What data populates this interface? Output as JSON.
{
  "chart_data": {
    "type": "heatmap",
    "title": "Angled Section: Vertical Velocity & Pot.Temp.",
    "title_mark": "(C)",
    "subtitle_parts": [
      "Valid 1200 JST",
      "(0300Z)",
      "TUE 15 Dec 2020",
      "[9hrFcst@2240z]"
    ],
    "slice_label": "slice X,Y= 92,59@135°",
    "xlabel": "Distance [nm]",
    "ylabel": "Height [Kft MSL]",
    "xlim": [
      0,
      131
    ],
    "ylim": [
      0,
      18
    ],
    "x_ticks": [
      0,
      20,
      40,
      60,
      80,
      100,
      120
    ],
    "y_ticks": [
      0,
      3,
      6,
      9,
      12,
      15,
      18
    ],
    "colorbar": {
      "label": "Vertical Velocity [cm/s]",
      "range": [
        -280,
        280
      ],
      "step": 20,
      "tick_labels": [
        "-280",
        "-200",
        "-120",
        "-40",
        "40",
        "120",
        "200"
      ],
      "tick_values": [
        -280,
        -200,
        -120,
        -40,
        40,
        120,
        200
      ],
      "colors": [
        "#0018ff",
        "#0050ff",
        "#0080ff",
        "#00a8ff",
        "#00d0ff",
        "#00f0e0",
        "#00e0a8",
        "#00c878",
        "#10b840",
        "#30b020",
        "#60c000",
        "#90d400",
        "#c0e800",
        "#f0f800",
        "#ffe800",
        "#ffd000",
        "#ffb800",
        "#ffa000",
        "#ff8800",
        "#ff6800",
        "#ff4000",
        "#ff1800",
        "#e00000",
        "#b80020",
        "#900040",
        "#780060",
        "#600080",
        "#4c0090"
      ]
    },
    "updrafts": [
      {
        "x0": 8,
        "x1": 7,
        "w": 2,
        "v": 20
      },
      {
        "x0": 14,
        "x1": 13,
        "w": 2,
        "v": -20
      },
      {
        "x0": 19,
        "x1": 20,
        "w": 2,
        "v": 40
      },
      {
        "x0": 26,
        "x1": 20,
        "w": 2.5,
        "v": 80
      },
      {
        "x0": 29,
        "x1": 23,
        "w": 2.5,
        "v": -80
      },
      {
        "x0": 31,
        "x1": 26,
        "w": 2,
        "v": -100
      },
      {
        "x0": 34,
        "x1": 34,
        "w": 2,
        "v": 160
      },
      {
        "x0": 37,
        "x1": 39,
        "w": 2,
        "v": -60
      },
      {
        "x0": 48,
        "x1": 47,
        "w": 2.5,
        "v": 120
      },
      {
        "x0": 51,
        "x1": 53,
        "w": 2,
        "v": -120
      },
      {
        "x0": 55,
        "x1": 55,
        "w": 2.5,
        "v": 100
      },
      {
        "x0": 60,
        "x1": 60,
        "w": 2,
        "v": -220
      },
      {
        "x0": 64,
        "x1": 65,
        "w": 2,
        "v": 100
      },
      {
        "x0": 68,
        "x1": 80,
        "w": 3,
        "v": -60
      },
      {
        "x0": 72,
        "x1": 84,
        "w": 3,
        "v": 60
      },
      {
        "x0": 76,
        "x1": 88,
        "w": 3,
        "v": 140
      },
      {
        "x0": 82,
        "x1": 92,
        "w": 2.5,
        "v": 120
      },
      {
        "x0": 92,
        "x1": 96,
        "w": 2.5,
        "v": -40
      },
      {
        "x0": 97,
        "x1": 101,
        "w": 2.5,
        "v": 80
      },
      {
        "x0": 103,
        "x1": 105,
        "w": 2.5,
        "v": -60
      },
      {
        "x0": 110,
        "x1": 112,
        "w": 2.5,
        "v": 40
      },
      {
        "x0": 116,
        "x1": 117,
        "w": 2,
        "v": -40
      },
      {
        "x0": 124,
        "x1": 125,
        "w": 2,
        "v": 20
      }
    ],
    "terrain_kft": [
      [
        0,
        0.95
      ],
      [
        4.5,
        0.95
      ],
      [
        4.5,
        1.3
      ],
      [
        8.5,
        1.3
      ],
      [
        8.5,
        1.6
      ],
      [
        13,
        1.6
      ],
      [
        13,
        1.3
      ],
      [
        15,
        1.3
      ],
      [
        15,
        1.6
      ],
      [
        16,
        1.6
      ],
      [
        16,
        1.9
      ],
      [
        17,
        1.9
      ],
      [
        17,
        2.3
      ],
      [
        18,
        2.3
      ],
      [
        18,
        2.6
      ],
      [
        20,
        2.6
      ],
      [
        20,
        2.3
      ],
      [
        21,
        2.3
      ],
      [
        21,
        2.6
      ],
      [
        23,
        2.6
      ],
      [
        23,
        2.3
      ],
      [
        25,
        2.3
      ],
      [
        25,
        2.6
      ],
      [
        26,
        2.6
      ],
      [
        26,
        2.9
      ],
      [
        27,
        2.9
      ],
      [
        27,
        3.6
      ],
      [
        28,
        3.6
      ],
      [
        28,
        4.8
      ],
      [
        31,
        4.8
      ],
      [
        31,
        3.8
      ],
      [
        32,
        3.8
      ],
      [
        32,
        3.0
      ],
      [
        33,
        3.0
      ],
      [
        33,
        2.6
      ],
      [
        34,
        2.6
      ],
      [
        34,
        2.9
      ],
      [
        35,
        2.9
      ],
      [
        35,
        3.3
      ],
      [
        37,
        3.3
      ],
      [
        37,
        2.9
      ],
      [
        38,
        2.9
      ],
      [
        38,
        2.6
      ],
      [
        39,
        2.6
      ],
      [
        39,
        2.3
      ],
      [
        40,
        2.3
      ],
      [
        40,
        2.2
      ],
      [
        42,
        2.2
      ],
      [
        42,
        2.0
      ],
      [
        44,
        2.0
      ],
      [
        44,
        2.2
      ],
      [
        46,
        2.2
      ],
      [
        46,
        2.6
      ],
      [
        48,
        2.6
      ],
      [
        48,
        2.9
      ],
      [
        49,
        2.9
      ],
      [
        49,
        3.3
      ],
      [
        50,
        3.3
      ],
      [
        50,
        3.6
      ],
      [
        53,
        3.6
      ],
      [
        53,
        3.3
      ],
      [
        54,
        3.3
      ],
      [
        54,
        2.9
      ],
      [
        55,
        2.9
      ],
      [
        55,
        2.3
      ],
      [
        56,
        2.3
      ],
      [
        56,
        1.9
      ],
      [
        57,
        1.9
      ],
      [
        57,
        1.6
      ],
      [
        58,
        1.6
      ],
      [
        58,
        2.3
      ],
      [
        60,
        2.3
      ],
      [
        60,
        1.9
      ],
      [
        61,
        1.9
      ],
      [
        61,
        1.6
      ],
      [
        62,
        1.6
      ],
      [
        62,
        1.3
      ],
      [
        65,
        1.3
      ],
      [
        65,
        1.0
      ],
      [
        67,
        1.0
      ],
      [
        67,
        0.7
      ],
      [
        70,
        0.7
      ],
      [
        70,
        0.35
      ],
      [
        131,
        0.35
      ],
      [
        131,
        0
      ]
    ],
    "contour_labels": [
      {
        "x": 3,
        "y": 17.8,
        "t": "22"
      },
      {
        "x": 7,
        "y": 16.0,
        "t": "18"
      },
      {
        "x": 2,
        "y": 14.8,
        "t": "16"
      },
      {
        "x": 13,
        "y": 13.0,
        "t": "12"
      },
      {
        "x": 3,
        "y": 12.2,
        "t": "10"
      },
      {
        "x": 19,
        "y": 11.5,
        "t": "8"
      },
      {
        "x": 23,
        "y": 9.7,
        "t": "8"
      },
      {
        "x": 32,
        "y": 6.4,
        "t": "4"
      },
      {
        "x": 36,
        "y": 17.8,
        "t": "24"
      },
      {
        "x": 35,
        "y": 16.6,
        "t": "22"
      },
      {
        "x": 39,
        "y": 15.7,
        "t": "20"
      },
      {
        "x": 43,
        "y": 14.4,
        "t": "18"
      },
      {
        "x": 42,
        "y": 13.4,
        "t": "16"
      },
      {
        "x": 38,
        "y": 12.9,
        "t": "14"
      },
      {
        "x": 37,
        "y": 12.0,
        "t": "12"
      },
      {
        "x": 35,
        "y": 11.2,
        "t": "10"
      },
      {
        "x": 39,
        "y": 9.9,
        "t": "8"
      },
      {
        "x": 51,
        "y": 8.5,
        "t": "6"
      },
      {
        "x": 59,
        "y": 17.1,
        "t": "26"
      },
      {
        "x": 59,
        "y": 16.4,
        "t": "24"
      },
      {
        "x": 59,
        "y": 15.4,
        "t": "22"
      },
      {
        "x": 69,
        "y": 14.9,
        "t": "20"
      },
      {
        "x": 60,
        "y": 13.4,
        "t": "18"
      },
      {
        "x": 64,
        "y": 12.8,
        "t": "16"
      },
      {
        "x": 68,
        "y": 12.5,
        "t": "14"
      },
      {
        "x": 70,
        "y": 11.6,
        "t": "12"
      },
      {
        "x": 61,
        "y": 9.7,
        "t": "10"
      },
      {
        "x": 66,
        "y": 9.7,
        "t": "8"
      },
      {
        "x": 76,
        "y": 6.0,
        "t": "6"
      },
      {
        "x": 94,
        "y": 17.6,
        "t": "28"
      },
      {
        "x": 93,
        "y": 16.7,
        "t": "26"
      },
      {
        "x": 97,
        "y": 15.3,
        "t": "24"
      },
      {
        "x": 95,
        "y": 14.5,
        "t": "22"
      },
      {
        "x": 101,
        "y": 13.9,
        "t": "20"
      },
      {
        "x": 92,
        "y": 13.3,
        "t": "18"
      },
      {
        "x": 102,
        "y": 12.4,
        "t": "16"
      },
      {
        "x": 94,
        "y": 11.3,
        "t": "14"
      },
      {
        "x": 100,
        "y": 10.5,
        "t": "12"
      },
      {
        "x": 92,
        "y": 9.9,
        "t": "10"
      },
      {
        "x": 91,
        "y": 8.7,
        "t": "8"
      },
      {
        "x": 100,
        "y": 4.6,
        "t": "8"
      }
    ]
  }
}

-------

> _Requirements_: Go through the records above, find every line with the word "Velocity", and list those lines.

> _Full output_:
    "title": "Angled Section: Vertical Velocity & Pot.Temp.",
      "label": "Vertical Velocity [cm/s]",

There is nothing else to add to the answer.